What you need to do: Below are entries. Pull out all lines containing "Covid".

____________

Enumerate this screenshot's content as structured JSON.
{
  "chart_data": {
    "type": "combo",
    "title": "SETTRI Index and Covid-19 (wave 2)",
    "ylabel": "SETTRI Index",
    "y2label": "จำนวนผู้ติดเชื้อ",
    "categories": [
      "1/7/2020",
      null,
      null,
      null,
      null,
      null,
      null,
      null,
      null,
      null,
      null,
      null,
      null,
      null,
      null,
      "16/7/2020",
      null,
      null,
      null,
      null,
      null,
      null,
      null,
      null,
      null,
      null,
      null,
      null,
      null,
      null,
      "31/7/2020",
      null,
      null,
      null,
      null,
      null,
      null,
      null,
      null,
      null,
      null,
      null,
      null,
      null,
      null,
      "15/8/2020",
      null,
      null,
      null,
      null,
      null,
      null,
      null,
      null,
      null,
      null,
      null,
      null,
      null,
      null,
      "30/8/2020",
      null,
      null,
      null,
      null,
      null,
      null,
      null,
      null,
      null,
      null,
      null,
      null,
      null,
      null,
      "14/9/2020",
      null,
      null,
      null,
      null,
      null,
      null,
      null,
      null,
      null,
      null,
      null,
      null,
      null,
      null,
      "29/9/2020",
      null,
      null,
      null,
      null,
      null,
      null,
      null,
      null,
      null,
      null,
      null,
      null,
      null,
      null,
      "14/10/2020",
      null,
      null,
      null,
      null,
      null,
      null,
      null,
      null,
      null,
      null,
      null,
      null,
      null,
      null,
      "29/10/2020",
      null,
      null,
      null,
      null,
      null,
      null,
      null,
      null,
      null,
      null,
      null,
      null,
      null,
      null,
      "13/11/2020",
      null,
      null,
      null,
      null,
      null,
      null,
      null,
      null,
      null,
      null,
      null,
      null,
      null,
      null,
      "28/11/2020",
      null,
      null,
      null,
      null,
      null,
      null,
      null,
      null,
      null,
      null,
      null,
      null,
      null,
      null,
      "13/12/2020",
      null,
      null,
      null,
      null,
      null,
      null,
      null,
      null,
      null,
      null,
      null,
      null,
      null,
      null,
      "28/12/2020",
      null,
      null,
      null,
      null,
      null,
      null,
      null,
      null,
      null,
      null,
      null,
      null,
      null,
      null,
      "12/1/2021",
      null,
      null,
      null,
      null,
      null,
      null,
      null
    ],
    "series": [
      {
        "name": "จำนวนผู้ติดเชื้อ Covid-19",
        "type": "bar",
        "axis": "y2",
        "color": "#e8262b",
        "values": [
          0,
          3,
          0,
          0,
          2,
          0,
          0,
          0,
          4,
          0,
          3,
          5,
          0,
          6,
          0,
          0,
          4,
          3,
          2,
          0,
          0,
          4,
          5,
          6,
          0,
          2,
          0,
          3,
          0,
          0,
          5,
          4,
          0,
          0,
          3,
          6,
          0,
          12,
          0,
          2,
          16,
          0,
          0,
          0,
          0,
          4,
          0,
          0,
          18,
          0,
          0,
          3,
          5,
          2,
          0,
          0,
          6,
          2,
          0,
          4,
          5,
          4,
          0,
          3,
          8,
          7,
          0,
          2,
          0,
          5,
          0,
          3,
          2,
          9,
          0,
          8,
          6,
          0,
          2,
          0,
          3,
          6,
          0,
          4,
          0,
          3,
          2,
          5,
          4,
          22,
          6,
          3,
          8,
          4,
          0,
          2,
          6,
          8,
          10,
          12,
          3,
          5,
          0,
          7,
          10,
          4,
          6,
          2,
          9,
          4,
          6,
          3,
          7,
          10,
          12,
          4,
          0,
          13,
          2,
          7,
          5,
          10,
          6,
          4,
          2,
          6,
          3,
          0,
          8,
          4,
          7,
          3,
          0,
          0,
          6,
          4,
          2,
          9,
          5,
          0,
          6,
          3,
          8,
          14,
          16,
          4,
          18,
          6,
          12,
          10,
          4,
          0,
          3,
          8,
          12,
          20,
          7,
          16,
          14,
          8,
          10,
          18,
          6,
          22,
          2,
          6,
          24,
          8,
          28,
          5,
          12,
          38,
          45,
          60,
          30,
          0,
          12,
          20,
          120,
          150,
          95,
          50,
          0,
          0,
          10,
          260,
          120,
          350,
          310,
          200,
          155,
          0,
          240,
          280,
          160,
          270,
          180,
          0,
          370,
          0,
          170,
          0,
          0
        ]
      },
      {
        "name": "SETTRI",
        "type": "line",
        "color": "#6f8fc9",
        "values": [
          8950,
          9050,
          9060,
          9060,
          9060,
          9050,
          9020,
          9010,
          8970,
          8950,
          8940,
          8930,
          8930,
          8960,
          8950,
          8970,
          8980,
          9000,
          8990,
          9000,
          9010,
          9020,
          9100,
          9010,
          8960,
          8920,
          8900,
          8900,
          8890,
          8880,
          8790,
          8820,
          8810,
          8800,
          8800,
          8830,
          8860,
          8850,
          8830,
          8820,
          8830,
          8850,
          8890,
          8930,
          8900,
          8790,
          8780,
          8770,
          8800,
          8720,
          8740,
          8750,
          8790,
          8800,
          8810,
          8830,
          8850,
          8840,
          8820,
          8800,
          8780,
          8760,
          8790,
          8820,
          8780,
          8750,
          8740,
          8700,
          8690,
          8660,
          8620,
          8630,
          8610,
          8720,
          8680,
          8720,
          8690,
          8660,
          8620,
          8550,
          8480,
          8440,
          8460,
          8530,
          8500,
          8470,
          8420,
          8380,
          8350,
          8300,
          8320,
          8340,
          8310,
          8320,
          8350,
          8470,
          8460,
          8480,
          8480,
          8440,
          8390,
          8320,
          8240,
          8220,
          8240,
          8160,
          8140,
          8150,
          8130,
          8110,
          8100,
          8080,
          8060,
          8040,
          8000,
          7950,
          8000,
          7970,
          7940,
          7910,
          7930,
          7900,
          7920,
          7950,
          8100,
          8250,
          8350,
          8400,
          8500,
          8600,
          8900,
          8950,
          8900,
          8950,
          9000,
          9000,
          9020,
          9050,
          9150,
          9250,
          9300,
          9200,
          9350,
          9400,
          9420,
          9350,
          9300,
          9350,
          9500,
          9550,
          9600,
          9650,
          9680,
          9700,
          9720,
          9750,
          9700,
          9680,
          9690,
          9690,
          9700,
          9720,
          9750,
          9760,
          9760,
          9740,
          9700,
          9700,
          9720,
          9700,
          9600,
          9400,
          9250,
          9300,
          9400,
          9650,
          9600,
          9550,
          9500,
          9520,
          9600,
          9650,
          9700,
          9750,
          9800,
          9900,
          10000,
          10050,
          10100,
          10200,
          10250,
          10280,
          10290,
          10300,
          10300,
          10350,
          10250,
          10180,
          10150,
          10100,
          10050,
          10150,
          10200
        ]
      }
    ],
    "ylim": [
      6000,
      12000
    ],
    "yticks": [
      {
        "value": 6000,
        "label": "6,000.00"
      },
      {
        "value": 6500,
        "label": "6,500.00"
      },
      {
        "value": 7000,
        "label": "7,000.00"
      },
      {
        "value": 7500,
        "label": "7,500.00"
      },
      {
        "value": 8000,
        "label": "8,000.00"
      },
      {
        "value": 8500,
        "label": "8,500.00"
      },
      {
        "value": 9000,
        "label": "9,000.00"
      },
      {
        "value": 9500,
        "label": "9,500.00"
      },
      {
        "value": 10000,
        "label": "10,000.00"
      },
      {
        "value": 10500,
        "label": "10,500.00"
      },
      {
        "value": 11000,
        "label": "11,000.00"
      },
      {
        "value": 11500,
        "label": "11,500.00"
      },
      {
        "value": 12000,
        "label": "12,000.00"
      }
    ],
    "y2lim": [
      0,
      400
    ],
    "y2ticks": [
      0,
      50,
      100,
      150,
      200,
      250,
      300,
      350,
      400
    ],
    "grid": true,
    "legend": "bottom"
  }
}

____________

Response:
    "title": "SETTRI Index and Covid-19 (wave 2)",
        "name": "จำนวนผู้ติดเชื้อ Covid-19",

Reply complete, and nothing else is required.